### Your task
Identify the lines that include the word "color", then copy all of them.

Items from a dataset
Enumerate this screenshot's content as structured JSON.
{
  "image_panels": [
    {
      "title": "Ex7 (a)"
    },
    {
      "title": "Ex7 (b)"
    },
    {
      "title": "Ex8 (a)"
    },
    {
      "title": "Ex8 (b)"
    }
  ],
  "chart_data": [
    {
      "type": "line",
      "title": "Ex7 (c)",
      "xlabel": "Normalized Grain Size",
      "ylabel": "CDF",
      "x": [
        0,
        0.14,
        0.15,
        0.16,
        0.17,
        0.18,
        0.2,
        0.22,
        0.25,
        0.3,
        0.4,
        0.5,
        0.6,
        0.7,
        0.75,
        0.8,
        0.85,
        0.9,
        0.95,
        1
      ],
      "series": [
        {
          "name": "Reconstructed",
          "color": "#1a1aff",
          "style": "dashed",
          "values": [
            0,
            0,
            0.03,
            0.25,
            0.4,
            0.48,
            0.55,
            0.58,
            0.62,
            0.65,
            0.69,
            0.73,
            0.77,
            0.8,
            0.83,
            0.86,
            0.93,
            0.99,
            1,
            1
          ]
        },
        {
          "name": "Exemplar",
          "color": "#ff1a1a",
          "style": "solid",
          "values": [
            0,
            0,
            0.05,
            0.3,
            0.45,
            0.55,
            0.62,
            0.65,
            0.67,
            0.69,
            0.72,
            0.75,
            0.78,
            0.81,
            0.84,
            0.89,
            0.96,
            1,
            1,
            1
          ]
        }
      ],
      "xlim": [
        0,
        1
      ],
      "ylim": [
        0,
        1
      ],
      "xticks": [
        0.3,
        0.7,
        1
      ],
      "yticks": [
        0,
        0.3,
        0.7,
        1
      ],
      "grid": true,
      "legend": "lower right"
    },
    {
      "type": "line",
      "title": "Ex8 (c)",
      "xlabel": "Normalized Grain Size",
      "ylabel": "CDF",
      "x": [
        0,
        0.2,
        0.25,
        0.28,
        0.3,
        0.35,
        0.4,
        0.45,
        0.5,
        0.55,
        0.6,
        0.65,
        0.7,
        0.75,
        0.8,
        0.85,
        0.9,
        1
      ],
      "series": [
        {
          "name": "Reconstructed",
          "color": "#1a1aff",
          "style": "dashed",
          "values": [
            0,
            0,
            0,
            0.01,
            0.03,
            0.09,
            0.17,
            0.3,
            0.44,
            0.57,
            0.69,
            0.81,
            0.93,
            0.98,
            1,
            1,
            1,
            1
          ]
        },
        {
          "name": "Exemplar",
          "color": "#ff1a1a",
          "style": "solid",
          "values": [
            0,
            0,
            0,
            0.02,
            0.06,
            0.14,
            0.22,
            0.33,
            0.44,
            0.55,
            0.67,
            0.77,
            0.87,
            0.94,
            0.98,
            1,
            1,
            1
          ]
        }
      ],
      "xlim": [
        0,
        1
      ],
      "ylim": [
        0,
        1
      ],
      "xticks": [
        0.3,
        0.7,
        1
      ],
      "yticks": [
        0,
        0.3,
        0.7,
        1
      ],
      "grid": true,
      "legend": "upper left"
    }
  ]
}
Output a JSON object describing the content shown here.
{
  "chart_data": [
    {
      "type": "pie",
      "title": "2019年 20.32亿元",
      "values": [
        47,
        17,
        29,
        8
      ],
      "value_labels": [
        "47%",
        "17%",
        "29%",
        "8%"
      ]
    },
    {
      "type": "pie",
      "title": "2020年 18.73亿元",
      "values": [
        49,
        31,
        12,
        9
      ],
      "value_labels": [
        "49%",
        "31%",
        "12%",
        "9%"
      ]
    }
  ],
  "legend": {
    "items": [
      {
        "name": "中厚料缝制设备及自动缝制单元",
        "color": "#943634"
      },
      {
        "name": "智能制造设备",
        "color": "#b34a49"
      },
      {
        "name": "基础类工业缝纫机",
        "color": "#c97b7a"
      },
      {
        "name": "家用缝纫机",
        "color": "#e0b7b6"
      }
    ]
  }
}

### Solution for this task
          "color": "#1a1aff",
          "color": "#ff1a1a",
          "color": "#1a1aff",
          "color": "#ff1a1a",
        "color": "#943634"
        "color": "#b34a49"
        "color": "#c97b7a"
        "color": "#e0b7b6"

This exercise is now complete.